Directive:
Reproduce each line that includes the word "pháp".

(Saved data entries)
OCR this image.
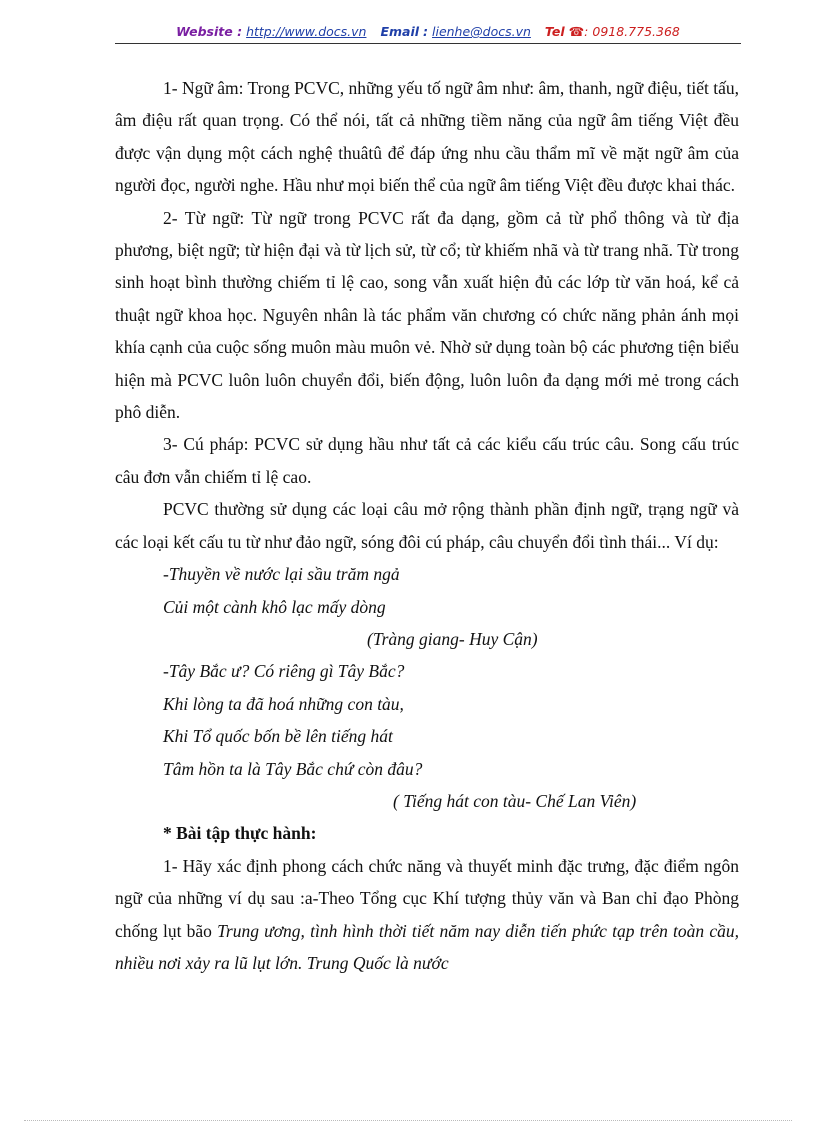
Website : http://www.docs.vn Email : lienhe@docs.vn Tel ☎: 0918.775.368

1- Ngữ âm: Trong PCVC, những yếu tố ngữ âm như: âm, thanh, ngữ điệu, tiết tấu, âm điệu rất quan trọng. Có thể nói, tất cả những tiềm năng của ngữ âm tiếng Việt đều được vận dụng một cách nghệ thuâtû để đáp ứng nhu cầu thẩm mĩ về mặt ngữ âm của người đọc, người nghe. Hầu như mọi biến thể của ngữ âm tiếng Việt đều được khai thác.

2- Từ ngữ: Từ ngữ trong PCVC rất đa dạng, gồm cả từ phổ thông và từ địa phương, biệt ngữ; từ hiện đại và từ lịch sử, từ cổ; từ khiếm nhã và từ trang nhã. Từ trong sinh hoạt bình thường chiếm tỉ lệ cao, song vẫn xuất hiện đủ các lớp từ văn hoá, kể cả thuật ngữ khoa học. Nguyên nhân là tác phẩm văn chương có chức năng phản ánh mọi khía cạnh của cuộc sống muôn màu muôn vẻ. Nhờ sử dụng toàn bộ các phương tiện biểu hiện mà PCVC luôn luôn chuyển đổi, biến động, luôn luôn đa dạng mới mẻ trong cách phô diễn.

3- Cú pháp: PCVC sử dụng hầu như tất cả các kiểu cấu trúc câu. Song cấu trúc câu đơn vẫn chiếm tỉ lệ cao.

PCVC thường sử dụng các loại câu mở rộng thành phần định ngữ, trạng ngữ và các loại kết cấu tu từ như đảo ngữ, sóng đôi cú pháp, câu chuyển đổi tình thái... Ví dụ:

-Thuyền về nước lại sầu trăm ngả

Củi một cành khô lạc mấy dòng

(Tràng giang- Huy Cận)

-Tây Bắc ư? Có riêng gì Tây Bắc?

Khi lòng ta đã hoá những con tàu,

Khi Tổ quốc bốn bề lên tiếng hát

Tâm hồn ta là Tây Bắc chứ còn đâu?

( Tiếng hát con tàu- Chế Lan Viên)

* Bài tập thực hành:

1- Hãy xác định phong cách chức năng và thuyết minh đặc trưng, đặc điểm ngôn ngữ của những ví dụ sau :a-Theo Tổng cục Khí tượng thủy văn và Ban chỉ đạo Phòng chống lụt bão Trung ương, tình hình thời tiết năm nay diễn tiến phức tạp trên toàn cầu, nhiều nơi xảy ra lũ lụt lớn. Trung Quốc là nước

The solution:
3- Cú pháp: PCVC sử dụng hầu như tất cả các kiểu cấu trúc câu. Song cấu trúc câu đơn vẫn chiếm tỉ lệ cao.
PCVC thường sử dụng các loại câu mở rộng thành phần định ngữ, trạng ngữ và các loại kết cấu tu từ như đảo ngữ, sóng đôi cú pháp, câu chuyển đổi tình thái... Ví dụ:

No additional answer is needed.